TASK TO CARRY OUT
Each line of the material below that holds the word "statutory" needs to be copied.

Items from a data source
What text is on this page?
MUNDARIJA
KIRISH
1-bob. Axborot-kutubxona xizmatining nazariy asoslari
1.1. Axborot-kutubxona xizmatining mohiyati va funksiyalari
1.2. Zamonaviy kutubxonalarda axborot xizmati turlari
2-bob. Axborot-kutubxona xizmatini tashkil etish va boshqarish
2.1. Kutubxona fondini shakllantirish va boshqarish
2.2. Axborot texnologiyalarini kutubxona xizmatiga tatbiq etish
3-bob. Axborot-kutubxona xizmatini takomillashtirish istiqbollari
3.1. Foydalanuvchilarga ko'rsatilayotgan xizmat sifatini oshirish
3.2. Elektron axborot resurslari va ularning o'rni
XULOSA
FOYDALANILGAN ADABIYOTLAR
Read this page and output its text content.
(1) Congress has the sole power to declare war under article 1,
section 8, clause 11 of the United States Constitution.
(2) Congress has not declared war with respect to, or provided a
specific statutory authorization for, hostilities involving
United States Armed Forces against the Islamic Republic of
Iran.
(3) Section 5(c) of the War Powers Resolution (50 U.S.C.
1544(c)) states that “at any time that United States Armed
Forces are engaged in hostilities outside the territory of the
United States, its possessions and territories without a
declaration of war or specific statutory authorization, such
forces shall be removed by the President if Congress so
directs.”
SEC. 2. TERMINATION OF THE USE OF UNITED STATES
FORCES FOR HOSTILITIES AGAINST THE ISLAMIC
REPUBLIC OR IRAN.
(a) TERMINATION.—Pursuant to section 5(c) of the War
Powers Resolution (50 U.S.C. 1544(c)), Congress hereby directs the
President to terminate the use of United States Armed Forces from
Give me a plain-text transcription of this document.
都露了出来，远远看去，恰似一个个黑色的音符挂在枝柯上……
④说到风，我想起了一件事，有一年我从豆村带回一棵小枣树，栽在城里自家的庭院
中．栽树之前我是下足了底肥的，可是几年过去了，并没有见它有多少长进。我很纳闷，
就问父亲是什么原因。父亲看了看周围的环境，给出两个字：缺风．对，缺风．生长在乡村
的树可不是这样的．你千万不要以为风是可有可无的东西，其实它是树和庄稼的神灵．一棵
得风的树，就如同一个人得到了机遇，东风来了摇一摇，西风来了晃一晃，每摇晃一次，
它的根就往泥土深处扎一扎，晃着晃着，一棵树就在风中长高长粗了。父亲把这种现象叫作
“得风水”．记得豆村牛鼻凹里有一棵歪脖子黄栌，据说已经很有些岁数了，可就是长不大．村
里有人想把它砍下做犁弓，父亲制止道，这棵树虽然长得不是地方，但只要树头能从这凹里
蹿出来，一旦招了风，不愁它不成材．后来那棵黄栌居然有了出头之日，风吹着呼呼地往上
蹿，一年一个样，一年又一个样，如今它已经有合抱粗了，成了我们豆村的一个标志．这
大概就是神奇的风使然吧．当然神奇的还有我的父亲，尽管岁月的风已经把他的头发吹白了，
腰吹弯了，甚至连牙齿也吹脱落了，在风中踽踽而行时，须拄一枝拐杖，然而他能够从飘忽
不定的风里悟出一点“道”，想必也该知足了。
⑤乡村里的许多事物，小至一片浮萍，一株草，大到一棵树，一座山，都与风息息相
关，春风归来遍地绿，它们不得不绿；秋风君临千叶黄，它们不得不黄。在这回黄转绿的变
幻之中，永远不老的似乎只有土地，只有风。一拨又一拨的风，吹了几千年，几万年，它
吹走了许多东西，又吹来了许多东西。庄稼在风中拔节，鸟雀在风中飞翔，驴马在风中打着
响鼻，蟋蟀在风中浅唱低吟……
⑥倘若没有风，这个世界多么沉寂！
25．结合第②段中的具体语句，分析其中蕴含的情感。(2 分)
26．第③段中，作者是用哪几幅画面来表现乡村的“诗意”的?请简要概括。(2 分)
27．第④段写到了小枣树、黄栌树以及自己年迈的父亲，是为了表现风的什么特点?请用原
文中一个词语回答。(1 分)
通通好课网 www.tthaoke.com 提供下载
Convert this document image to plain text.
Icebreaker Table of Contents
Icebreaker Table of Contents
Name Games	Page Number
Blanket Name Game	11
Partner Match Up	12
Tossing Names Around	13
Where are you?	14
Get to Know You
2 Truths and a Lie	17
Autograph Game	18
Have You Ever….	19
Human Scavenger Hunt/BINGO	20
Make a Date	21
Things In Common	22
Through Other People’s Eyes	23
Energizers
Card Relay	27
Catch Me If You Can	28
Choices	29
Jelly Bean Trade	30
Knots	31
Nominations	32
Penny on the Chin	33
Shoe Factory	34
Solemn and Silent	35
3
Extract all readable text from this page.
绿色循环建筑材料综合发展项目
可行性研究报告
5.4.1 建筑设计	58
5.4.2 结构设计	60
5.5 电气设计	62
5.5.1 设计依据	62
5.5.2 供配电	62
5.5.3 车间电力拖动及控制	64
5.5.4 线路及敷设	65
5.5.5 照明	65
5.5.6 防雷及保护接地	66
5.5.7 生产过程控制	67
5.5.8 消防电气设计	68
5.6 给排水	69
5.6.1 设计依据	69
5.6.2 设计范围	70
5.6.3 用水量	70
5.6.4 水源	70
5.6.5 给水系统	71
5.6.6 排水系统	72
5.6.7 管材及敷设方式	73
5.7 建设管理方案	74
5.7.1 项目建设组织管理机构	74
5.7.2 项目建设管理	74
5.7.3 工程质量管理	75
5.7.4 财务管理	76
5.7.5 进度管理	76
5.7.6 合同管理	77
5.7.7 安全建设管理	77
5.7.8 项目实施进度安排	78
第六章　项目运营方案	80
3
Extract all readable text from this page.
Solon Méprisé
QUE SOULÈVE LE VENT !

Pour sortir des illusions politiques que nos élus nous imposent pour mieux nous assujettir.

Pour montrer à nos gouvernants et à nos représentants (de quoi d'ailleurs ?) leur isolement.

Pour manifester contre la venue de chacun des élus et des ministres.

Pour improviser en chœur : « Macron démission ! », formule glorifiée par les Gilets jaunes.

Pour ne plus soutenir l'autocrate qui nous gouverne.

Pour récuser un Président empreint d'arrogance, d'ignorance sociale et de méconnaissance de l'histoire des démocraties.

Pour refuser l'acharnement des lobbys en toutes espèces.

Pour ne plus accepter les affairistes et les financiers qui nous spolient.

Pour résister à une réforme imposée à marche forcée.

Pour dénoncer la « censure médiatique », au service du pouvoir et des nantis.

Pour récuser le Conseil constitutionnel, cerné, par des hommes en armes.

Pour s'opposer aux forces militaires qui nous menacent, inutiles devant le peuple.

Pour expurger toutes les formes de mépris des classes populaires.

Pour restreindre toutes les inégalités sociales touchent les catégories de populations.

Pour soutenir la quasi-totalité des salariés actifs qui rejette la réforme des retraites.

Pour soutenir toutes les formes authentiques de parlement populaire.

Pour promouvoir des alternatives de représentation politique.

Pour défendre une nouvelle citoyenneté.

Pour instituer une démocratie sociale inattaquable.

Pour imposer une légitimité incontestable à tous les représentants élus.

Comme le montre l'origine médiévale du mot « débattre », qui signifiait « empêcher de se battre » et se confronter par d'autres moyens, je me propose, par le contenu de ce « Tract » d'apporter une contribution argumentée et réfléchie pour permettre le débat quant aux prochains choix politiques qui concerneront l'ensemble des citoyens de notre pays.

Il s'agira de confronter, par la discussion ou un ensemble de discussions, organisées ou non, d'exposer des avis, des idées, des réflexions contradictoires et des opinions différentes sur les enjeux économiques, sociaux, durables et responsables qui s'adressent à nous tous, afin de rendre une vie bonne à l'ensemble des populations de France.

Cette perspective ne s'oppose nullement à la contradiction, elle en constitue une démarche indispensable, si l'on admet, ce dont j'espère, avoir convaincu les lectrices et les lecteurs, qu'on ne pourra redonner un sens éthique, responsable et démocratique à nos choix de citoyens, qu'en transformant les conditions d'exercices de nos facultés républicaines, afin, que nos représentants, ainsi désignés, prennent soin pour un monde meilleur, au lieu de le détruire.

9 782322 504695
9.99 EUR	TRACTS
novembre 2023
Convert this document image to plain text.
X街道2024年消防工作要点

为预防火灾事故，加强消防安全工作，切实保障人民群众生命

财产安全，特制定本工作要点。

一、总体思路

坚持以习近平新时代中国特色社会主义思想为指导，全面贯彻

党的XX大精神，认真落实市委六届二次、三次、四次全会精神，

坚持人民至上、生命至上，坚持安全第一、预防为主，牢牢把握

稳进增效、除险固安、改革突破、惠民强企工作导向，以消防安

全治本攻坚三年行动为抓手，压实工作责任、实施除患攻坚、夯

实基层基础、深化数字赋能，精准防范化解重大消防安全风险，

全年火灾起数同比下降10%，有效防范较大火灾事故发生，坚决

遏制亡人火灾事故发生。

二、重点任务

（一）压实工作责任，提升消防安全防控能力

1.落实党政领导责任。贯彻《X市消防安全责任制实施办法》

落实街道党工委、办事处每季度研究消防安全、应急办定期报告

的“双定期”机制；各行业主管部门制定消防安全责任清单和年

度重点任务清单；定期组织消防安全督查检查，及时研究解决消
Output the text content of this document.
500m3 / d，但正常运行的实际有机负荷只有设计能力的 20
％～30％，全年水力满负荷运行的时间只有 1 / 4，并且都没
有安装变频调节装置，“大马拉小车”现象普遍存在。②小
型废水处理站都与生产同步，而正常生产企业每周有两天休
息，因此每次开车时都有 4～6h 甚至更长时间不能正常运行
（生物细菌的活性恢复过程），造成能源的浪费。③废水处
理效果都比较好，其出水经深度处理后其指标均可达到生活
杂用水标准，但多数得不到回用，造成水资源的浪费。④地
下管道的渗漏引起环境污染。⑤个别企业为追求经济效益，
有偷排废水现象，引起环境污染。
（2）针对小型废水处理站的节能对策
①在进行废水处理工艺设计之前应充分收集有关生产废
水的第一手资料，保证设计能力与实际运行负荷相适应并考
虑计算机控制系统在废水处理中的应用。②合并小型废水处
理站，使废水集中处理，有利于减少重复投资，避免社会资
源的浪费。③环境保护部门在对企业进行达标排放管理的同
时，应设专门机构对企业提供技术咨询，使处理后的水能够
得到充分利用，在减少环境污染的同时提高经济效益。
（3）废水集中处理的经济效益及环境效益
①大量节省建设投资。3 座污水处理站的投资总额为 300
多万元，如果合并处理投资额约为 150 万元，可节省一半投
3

THE SOLUTION
specific statutory authorization for, hostilities involving
declaration of war or specific statutory authorization, such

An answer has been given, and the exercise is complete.